▶
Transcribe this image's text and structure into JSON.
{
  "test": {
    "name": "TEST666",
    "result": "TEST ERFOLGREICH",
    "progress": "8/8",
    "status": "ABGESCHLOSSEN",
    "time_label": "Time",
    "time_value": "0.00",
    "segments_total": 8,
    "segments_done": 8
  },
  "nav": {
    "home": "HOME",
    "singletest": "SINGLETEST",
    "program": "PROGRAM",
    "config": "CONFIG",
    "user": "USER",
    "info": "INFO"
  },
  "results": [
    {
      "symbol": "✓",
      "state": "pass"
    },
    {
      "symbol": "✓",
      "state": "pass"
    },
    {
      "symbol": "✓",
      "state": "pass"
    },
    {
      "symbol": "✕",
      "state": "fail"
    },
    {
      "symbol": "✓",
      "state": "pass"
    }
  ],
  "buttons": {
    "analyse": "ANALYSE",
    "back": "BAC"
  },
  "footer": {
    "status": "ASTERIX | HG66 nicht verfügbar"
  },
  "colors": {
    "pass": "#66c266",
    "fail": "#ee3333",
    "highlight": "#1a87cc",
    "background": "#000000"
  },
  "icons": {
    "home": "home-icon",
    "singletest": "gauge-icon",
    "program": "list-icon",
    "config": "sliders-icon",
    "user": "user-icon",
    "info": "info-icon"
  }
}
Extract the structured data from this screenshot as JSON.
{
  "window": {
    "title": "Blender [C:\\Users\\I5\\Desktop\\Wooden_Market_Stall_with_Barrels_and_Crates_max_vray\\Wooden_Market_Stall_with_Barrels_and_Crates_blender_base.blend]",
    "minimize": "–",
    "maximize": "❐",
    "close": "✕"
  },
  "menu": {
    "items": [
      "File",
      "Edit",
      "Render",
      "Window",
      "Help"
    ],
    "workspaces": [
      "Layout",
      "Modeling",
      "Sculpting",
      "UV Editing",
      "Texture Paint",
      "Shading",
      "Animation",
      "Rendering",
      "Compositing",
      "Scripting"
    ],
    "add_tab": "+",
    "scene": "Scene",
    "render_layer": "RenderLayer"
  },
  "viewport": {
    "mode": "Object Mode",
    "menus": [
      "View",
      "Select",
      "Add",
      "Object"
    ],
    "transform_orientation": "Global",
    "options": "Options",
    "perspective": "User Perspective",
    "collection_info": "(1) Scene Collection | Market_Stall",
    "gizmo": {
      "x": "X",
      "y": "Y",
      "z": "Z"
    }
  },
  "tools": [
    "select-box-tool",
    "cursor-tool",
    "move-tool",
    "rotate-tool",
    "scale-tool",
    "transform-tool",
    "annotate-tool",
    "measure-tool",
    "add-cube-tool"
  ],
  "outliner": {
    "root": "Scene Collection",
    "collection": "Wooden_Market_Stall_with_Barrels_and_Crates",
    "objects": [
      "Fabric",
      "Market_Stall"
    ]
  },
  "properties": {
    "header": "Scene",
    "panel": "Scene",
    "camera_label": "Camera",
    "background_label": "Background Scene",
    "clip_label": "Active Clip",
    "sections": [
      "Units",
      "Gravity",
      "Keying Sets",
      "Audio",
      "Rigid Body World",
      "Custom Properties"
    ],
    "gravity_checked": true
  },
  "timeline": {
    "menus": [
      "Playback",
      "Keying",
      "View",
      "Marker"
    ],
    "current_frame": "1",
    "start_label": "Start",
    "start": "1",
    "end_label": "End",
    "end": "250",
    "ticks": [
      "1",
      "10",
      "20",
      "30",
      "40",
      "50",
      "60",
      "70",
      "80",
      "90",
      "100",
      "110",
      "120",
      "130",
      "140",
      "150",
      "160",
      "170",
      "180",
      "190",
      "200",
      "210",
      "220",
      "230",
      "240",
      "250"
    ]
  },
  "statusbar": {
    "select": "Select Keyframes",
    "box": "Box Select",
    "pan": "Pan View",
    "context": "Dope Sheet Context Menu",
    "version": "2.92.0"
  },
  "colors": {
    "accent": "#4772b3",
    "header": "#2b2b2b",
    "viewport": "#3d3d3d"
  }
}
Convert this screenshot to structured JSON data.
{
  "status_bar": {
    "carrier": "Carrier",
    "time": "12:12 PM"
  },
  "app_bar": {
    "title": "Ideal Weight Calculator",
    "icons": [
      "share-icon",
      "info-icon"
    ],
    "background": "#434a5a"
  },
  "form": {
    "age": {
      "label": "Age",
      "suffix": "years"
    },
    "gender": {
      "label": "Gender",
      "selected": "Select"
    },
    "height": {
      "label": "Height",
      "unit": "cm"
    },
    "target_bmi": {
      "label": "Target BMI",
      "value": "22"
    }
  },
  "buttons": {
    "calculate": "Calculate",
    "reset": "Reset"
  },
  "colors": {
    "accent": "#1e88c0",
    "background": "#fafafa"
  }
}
◀
Take the lines above and retype all of them exactly.

_EXERCISE SOLUTION_
Transcribe this image's text and structure into JSON.
{
  "test": {
    "name": "TEST666",
    "result": "TEST ERFOLGREICH",
    "progress": "8/8",
    "status": "ABGESCHLOSSEN",
    "time_label": "Time",
    "time_value": "0.00",
    "segments_total": 8,
    "segments_done": 8
  },
  "nav": {
    "home": "HOME",
    "singletest": "SINGLETEST",
    "program": "PROGRAM",
    "config": "CONFIG",
    "user": "USER",
    "info": "INFO"
  },
  "results": [
    {
      "symbol": "✓",
      "state": "pass"
    },
    {
      "symbol": "✓",
      "state": "pass"
    },
    {
      "symbol": "✓",
      "state": "pass"
    },
    {
      "symbol": "✕",
      "state": "fail"
    },
    {
      "symbol": "✓",
      "state": "pass"
    }
  ],
  "buttons": {
    "analyse": "ANALYSE",
    "back": "BAC"
  },
  "footer": {
    "status": "ASTERIX | HG66 nicht verfügbar"
  },
  "colors": {
    "pass": "#66c266",
    "fail": "#ee3333",
    "highlight": "#1a87cc",
    "background": "#000000"
  },
  "icons": {
    "home": "home-icon",
    "singletest": "gauge-icon",
    "program": "list-icon",
    "config": "sliders-icon",
    "user": "user-icon",
    "info": "info-icon"
  }
}
Extract the structured data from this screenshot as JSON.
{
  "window": {
    "title": "Blender [C:\\Users\\I5\\Desktop\\Wooden_Market_Stall_with_Barrels_and_Crates_max_vray\\Wooden_Market_Stall_with_Barrels_and_Crates_blender_base.blend]",
    "minimize": "–",
    "maximize": "❐",
    "close": "✕"
  },
  "menu": {
    "items": [
      "File",
      "Edit",
      "Render",
      "Window",
      "Help"
    ],
    "workspaces": [
      "Layout",
      "Modeling",
      "Sculpting",
      "UV Editing",
      "Texture Paint",
      "Shading",
      "Animation",
      "Rendering",
      "Compositing",
      "Scripting"
    ],
    "add_tab": "+",
    "scene": "Scene",
    "render_layer": "RenderLayer"
  },
  "viewport": {
    "mode": "Object Mode",
    "menus": [
      "View",
      "Select",
      "Add",
      "Object"
    ],
    "transform_orientation": "Global",
    "options": "Options",
    "perspective": "User Perspective",
    "collection_info": "(1) Scene Collection | Market_Stall",
    "gizmo": {
      "x": "X",
      "y": "Y",
      "z": "Z"
    }
  },
  "tools": [
    "select-box-tool",
    "cursor-tool",
    "move-tool",
    "rotate-tool",
    "scale-tool",
    "transform-tool",
    "annotate-tool",
    "measure-tool",
    "add-cube-tool"
  ],
  "outliner": {
    "root": "Scene Collection",
    "collection": "Wooden_Market_Stall_with_Barrels_and_Crates",
    "objects": [
      "Fabric",
      "Market_Stall"
    ]
  },
  "properties": {
    "header": "Scene",
    "panel": "Scene",
    "camera_label": "Camera",
    "background_label": "Background Scene",
    "clip_label": "Active Clip",
    "sections": [
      "Units",
      "Gravity",
      "Keying Sets",
      "Audio",
      "Rigid Body World",
      "Custom Properties"
    ],
    "gravity_checked": true
  },
  "timeline": {
    "menus": [
      "Playback",
      "Keying",
      "View",
      "Marker"
    ],
    "current_frame": "1",
    "start_label": "Start",
    "start": "1",
    "end_label": "End",
    "end": "250",
    "ticks": [
      "1",
      "10",
      "20",
      "30",
      "40",
      "50",
      "60",
      "70",
      "80",
      "90",
      "100",
      "110",
      "120",
      "130",
      "140",
      "150",
      "160",
      "170",
      "180",
      "190",
      "200",
      "210",
      "220",
      "230",
      "240",
      "250"
    ]
  },
  "statusbar": {
    "select": "Select Keyframes",
    "box": "Box Select",
    "pan": "Pan View",
    "context": "Dope Sheet Context Menu",
    "version": "2.92.0"
  },
  "colors": {
    "accent": "#4772b3",
    "header": "#2b2b2b",
    "viewport": "#3d3d3d"
  }
}
Convert this screenshot to structured JSON data.
{
  "status_bar": {
    "carrier": "Carrier",
    "time": "12:12 PM"
  },
  "app_bar": {
    "title": "Ideal Weight Calculator",
    "icons": [
      "share-icon",
      "info-icon"
    ],
    "background": "#434a5a"
  },
  "form": {
    "age": {
      "label": "Age",
      "suffix": "years"
    },
    "gender": {
      "label": "Gender",
      "selected": "Select"
    },
    "height": {
      "label": "Height",
      "unit": "cm"
    },
    "target_bmi": {
      "label": "Target BMI",
      "value": "22"
    }
  },
  "buttons": {
    "calculate": "Calculate",
    "reset": "Reset"
  },
  "colors": {
    "accent": "#1e88c0",
    "background": "#fafafa"
  }
}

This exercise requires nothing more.